- **What is being asked**
Leave out the pictures and return every entry exactly as it appears.

Dataset records:
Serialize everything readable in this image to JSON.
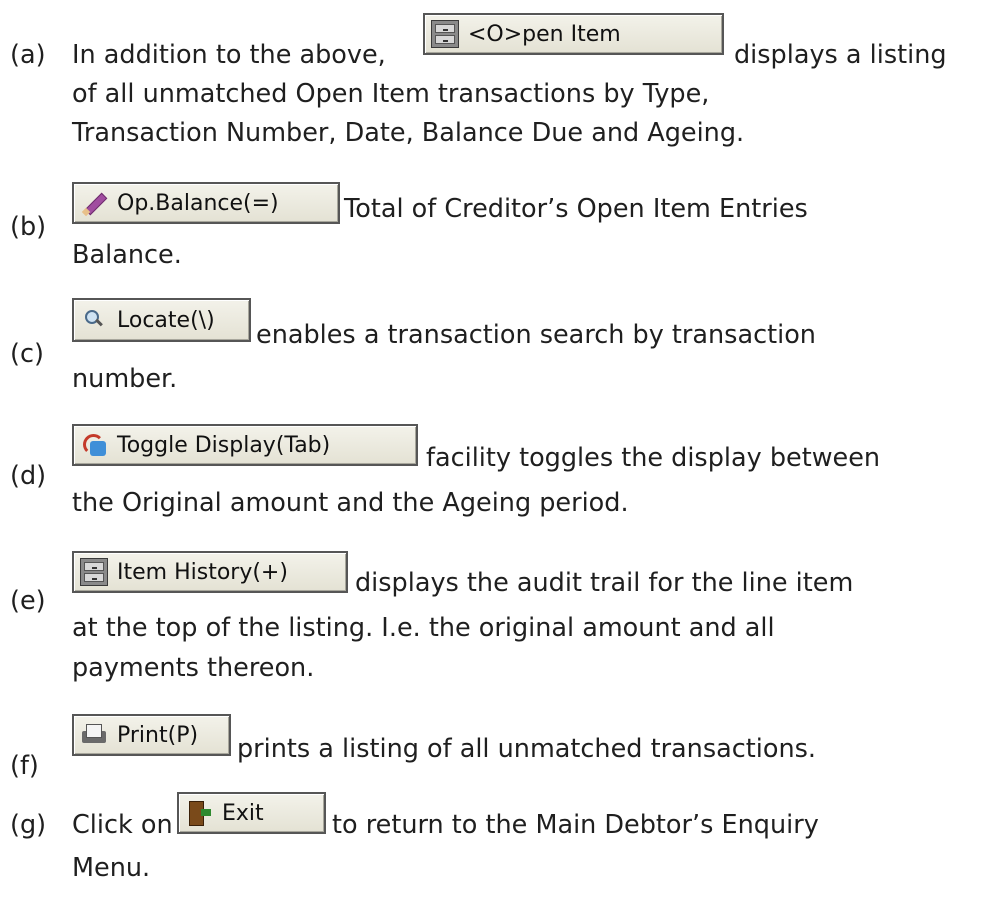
{
  "items": [
    {
      "letter": "(a)",
      "before": "In addition to the above,",
      "button": "<O>pen Item",
      "after": "displays a listing",
      "lines": [
        "of all unmatched Open Item transactions by Type,",
        "Transaction Number, Date, Balance Due and Ageing."
      ],
      "icon": "cabinet-icon"
    },
    {
      "letter": "(b)",
      "button": "Op.Balance(=)",
      "after": "Total of Creditor’s Open Item Entries",
      "lines": [
        "Balance."
      ],
      "icon": "pen-icon"
    },
    {
      "letter": "(c)",
      "button": "Locate(\\)",
      "after": "enables a transaction search by transaction",
      "lines": [
        "number."
      ],
      "icon": "magnifier-icon"
    },
    {
      "letter": "(d)",
      "button": "Toggle Display(Tab)",
      "after": "facility toggles the display between",
      "lines": [
        "the Original amount and the Ageing period."
      ],
      "icon": "toggle-icon"
    },
    {
      "letter": "(e)",
      "button": "Item History(+)",
      "after": "displays the audit trail for the line item",
      "lines": [
        "at the top of the listing. I.e. the original amount and all",
        "payments thereon."
      ],
      "icon": "cabinet-icon"
    },
    {
      "letter": "(f)",
      "button": "Print(P)",
      "after": "prints a listing of all unmatched transactions.",
      "lines": [],
      "icon": "printer-icon"
    },
    {
      "letter": "(g)",
      "before": "Click on",
      "button": "Exit",
      "after": "to return to the Main Debtor’s Enquiry",
      "lines": [
        "Menu."
      ],
      "icon": "exit-door-icon"
    }
  ]
}
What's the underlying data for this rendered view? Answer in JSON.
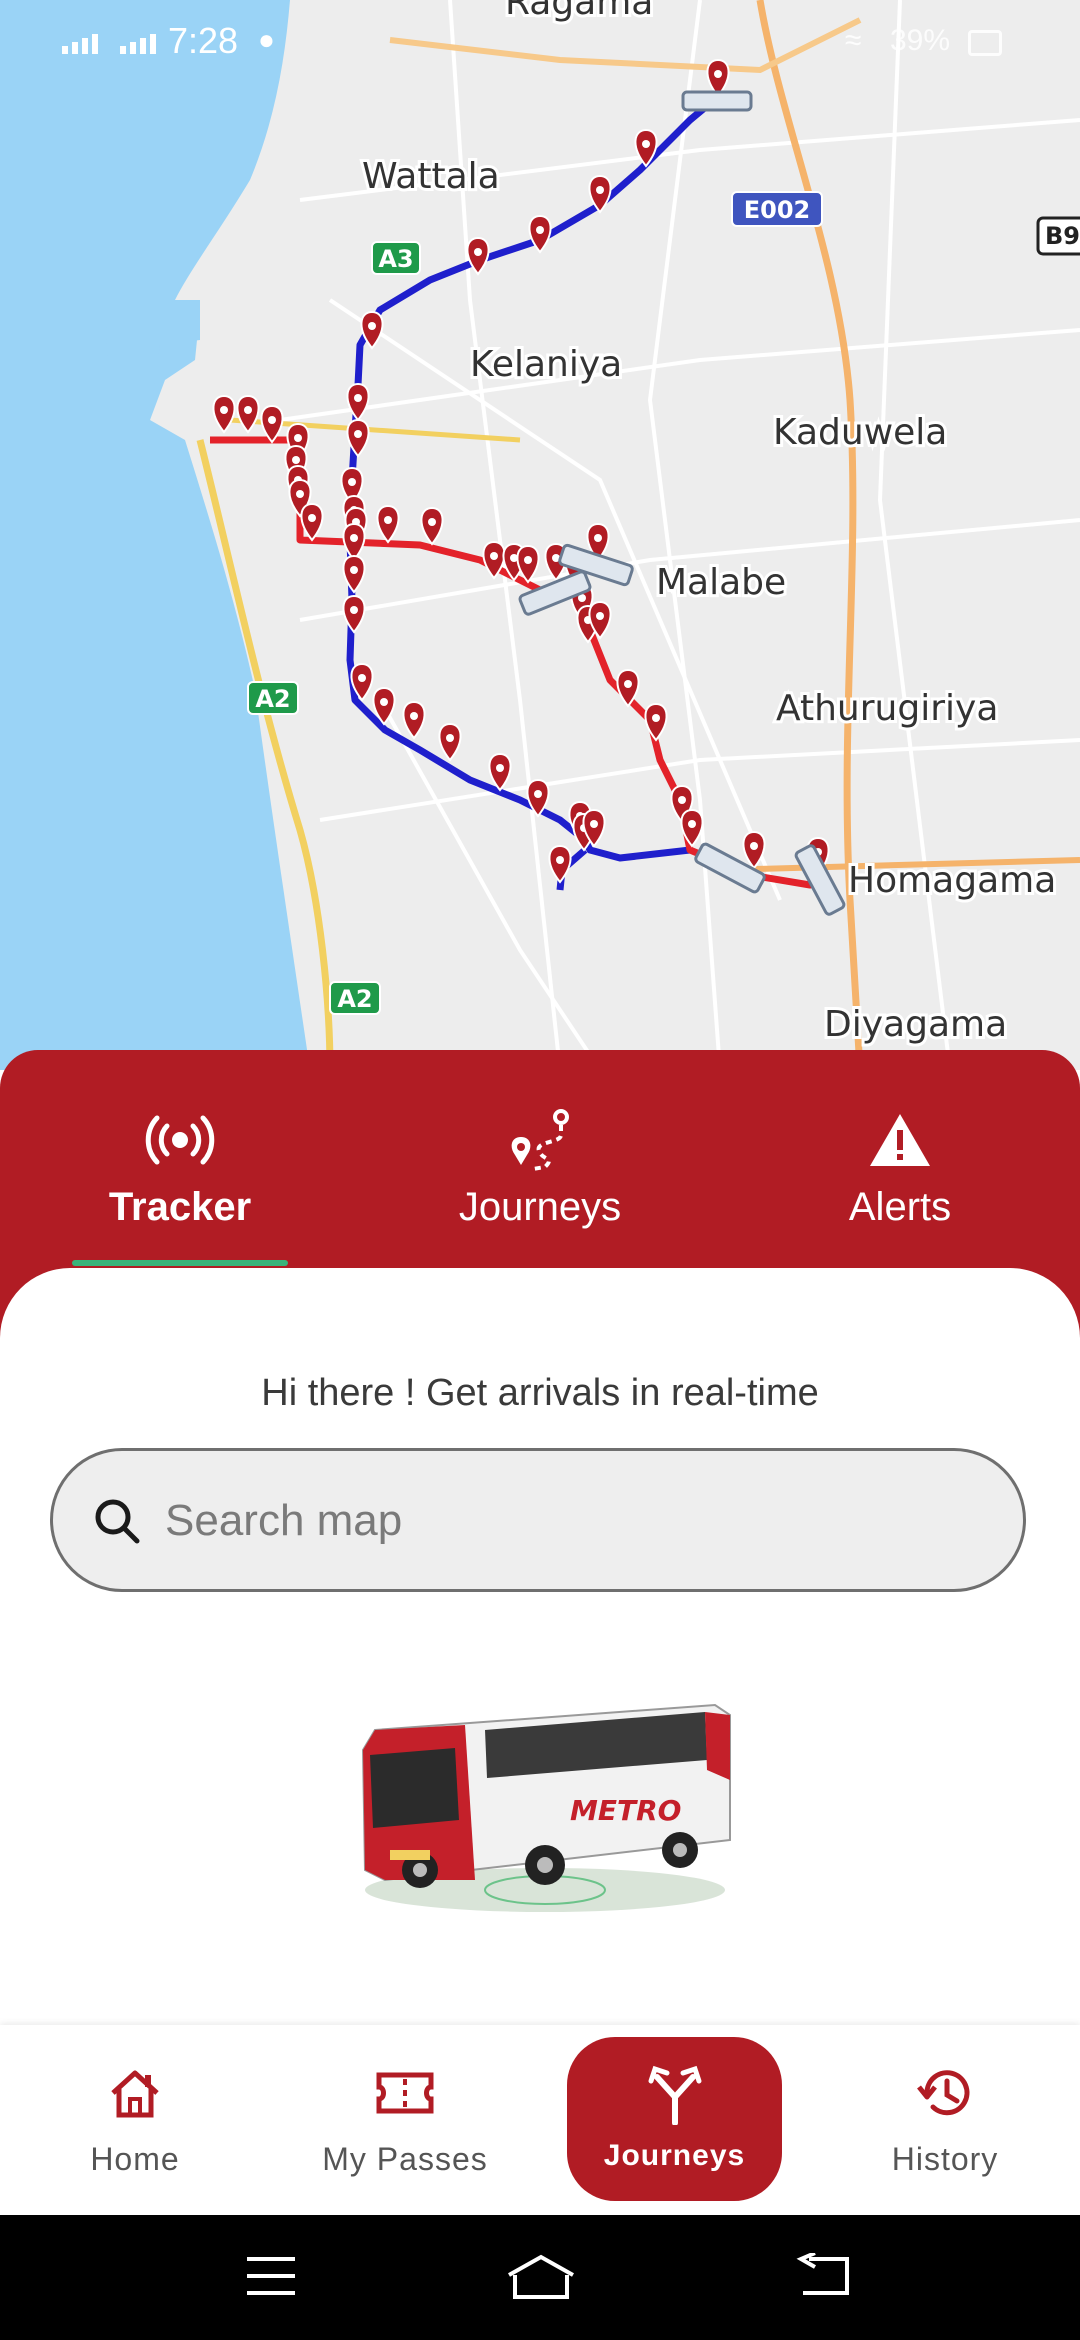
{
  "status_bar": {
    "time": "7:28",
    "battery": "39%"
  },
  "map": {
    "places": [
      "Ragama",
      "Wattala",
      "Kelaniya",
      "Kaduwela",
      "Malabe",
      "Athurugiriya",
      "Homagama",
      "Diyagama"
    ],
    "road_shields": [
      "A3",
      "E002",
      "A2",
      "A2",
      "B9"
    ],
    "routes": [
      {
        "name": "blue-route",
        "color": "#1f1fcc"
      },
      {
        "name": "red-route",
        "color": "#e3222a"
      }
    ],
    "stop_color": "#b11c24"
  },
  "tabs": [
    {
      "label": "Tracker",
      "icon": "broadcast-icon",
      "active": true
    },
    {
      "label": "Journeys",
      "icon": "route-pin-icon",
      "active": false
    },
    {
      "label": "Alerts",
      "icon": "warning-icon",
      "active": false
    }
  ],
  "greeting": "Hi there ! Get arrivals in real-time",
  "search": {
    "placeholder": "Search map",
    "value": ""
  },
  "bottom_nav": [
    {
      "label": "Home",
      "icon": "home-icon",
      "active": false
    },
    {
      "label": "My Passes",
      "icon": "ticket-icon",
      "active": false
    },
    {
      "label": "Journeys",
      "icon": "fork-arrow-icon",
      "active": true
    },
    {
      "label": "History",
      "icon": "history-icon",
      "active": false
    }
  ],
  "colors": {
    "brand": "#b11c24",
    "indicator": "#3ab37a"
  }
}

- **Completed exercise**
Serialize everything readable in this image to JSON.
{
  "items": [
    {
      "letter": "(a)",
      "before": "In addition to the above,",
      "button": "<O>pen Item",
      "after": "displays a listing",
      "lines": [
        "of all unmatched Open Item transactions by Type,",
        "Transaction Number, Date, Balance Due and Ageing."
      ],
      "icon": "cabinet-icon"
    },
    {
      "letter": "(b)",
      "button": "Op.Balance(=)",
      "after": "Total of Creditor’s Open Item Entries",
      "lines": [
        "Balance."
      ],
      "icon": "pen-icon"
    },
    {
      "letter": "(c)",
      "button": "Locate(\\)",
      "after": "enables a transaction search by transaction",
      "lines": [
        "number."
      ],
      "icon": "magnifier-icon"
    },
    {
      "letter": "(d)",
      "button": "Toggle Display(Tab)",
      "after": "facility toggles the display between",
      "lines": [
        "the Original amount and the Ageing period."
      ],
      "icon": "toggle-icon"
    },
    {
      "letter": "(e)",
      "button": "Item History(+)",
      "after": "displays the audit trail for the line item",
      "lines": [
        "at the top of the listing. I.e. the original amount and all",
        "payments thereon."
      ],
      "icon": "cabinet-icon"
    },
    {
      "letter": "(f)",
      "button": "Print(P)",
      "after": "prints a listing of all unmatched transactions.",
      "lines": [],
      "icon": "printer-icon"
    },
    {
      "letter": "(g)",
      "before": "Click on",
      "button": "Exit",
      "after": "to return to the Main Debtor’s Enquiry",
      "lines": [
        "Menu."
      ],
      "icon": "exit-door-icon"
    }
  ]
}
What's the underlying data for this rendered view? Answer in JSON.
{
  "status_bar": {
    "time": "7:28",
    "battery": "39%"
  },
  "map": {
    "places": [
      "Ragama",
      "Wattala",
      "Kelaniya",
      "Kaduwela",
      "Malabe",
      "Athurugiriya",
      "Homagama",
      "Diyagama"
    ],
    "road_shields": [
      "A3",
      "E002",
      "A2",
      "A2",
      "B9"
    ],
    "routes": [
      {
        "name": "blue-route",
        "color": "#1f1fcc"
      },
      {
        "name": "red-route",
        "color": "#e3222a"
      }
    ],
    "stop_color": "#b11c24"
  },
  "tabs": [
    {
      "label": "Tracker",
      "icon": "broadcast-icon",
      "active": true
    },
    {
      "label": "Journeys",
      "icon": "route-pin-icon",
      "active": false
    },
    {
      "label": "Alerts",
      "icon": "warning-icon",
      "active": false
    }
  ],
  "greeting": "Hi there ! Get arrivals in real-time",
  "search": {
    "placeholder": "Search map",
    "value": ""
  },
  "bottom_nav": [
    {
      "label": "Home",
      "icon": "home-icon",
      "active": false
    },
    {
      "label": "My Passes",
      "icon": "ticket-icon",
      "active": false
    },
    {
      "label": "Journeys",
      "icon": "fork-arrow-icon",
      "active": true
    },
    {
      "label": "History",
      "icon": "history-icon",
      "active": false
    }
  ],
  "colors": {
    "brand": "#b11c24",
    "indicator": "#3ab37a"
  }
}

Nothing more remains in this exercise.